# Task directions
Report how many lines in the records below contain the word "Februar". Give only the number.

# Records for this task
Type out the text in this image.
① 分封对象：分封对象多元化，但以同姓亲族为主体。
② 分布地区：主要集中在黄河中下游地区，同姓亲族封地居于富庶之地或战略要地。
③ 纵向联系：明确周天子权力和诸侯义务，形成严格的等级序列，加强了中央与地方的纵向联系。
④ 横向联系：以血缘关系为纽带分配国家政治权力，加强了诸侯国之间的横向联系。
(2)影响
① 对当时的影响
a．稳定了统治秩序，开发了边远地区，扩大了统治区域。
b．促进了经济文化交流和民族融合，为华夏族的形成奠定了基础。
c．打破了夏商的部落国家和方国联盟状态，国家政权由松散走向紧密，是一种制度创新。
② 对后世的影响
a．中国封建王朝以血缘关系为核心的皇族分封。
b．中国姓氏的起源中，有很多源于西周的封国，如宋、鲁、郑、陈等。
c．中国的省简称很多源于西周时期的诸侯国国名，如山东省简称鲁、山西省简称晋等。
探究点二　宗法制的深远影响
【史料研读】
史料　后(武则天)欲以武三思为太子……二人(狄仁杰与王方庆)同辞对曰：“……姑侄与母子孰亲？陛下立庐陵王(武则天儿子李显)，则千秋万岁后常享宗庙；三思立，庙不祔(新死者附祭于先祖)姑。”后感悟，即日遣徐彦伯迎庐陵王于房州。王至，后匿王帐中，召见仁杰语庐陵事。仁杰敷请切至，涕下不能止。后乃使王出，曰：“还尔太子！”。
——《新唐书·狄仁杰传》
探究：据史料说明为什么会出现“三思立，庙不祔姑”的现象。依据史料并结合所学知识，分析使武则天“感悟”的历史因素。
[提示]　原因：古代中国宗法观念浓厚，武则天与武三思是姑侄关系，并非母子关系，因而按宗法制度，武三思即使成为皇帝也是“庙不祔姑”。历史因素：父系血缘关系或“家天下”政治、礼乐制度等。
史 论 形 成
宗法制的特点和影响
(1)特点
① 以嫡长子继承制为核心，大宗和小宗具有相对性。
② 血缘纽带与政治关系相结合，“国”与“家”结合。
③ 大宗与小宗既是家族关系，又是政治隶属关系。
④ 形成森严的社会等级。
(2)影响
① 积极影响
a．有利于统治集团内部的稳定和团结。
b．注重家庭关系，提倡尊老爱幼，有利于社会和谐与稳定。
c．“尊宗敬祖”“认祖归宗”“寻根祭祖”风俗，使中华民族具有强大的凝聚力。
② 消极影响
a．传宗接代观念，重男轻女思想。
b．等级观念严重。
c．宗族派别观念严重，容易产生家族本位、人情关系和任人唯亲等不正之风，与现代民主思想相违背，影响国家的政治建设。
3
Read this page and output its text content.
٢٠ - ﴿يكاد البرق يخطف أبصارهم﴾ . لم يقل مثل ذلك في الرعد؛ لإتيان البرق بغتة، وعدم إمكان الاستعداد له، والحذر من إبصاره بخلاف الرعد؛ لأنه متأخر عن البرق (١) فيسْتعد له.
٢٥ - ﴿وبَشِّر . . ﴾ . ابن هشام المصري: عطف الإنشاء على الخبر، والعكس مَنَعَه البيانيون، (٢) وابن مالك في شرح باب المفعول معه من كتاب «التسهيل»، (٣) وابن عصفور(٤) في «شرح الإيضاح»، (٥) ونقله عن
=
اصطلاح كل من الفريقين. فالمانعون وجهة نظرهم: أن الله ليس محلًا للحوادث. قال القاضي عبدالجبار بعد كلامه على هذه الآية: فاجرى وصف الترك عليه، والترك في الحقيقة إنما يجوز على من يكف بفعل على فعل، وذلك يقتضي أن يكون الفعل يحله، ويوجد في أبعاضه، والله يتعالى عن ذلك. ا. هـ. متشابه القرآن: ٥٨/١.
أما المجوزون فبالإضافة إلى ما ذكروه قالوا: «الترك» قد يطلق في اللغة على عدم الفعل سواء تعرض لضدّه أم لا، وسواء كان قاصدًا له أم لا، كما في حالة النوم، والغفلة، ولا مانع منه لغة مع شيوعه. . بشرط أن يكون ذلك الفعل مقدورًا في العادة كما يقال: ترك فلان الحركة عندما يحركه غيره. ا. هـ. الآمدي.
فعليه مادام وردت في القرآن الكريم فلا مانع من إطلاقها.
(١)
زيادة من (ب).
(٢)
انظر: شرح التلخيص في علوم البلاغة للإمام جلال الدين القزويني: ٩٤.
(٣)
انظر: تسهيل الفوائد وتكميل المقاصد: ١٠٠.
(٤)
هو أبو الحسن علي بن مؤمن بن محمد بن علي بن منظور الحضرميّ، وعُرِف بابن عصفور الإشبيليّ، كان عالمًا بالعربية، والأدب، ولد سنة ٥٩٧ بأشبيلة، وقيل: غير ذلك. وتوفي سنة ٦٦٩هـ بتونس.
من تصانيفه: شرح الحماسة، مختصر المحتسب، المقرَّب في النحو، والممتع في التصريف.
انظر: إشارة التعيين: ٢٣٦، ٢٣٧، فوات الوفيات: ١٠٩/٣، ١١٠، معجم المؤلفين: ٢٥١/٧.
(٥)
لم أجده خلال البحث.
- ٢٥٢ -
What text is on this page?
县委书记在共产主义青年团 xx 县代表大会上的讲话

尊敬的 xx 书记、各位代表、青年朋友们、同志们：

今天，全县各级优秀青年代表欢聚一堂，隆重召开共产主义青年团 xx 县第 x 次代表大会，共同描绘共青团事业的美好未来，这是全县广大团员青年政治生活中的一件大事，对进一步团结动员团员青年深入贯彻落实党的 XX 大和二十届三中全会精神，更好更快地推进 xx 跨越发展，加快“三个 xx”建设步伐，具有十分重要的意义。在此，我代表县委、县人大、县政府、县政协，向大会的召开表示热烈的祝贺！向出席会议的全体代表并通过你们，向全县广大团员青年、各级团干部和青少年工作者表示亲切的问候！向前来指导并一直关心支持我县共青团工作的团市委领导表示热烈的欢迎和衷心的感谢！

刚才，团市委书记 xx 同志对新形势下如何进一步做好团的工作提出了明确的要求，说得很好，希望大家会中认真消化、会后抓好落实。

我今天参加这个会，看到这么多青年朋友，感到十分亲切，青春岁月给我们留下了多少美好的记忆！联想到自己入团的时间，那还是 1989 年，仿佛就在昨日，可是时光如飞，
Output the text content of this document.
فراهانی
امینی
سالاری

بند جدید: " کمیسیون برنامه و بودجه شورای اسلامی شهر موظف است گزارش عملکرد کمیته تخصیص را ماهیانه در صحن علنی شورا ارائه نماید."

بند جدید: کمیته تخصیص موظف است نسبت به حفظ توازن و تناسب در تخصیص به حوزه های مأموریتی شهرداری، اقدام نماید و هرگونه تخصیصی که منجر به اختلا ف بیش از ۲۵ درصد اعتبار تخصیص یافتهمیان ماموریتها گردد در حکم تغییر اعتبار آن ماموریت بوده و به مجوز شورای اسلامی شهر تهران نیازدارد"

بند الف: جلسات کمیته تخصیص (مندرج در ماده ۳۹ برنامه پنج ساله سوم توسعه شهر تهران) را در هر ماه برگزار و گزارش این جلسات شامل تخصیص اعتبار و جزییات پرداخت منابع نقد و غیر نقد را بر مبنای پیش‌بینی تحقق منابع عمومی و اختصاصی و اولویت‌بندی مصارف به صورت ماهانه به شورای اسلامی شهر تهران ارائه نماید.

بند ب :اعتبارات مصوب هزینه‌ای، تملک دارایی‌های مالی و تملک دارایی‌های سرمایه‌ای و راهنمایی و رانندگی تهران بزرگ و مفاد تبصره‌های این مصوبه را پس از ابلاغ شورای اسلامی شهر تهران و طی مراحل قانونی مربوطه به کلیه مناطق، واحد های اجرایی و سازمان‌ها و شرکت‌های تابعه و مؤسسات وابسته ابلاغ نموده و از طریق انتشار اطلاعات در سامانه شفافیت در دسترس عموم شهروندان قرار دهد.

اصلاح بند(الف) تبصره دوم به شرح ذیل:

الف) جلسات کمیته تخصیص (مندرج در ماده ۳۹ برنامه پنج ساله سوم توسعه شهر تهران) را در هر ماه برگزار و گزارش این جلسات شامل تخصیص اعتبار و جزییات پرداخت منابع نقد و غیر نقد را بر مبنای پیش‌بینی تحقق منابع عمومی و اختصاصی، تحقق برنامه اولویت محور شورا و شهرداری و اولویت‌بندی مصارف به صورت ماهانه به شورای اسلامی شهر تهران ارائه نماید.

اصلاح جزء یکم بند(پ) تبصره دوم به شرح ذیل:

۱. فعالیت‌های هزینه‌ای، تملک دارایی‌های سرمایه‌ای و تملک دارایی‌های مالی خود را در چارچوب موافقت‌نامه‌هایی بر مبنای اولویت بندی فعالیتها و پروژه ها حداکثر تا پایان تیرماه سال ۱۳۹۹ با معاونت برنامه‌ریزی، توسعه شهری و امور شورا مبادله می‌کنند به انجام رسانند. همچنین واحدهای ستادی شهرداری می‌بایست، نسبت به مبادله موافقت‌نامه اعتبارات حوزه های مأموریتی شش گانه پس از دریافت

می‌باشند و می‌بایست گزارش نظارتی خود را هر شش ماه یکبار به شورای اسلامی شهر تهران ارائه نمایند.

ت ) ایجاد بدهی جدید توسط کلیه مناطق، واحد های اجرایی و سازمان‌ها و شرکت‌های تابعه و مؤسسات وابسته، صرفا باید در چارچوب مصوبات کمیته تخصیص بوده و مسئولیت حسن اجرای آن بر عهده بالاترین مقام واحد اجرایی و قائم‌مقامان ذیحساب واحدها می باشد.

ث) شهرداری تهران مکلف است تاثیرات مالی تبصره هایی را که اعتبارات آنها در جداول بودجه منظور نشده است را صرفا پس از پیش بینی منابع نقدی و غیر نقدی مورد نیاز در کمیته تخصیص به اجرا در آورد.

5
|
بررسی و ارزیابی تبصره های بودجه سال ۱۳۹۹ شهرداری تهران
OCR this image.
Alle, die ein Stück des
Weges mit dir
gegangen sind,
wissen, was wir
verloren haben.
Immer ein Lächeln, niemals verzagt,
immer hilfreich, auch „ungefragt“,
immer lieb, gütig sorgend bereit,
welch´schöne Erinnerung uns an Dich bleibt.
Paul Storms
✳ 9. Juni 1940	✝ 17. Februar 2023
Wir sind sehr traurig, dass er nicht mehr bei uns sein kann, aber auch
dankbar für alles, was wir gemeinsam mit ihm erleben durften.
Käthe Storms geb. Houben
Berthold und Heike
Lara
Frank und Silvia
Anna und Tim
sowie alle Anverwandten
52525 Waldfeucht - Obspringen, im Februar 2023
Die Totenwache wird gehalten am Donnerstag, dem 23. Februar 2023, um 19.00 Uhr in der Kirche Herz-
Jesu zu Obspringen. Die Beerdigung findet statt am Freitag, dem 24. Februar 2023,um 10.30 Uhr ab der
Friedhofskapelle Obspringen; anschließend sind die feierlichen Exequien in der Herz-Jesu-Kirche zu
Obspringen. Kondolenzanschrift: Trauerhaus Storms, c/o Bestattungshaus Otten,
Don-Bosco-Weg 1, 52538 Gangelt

# Answer to the problem
4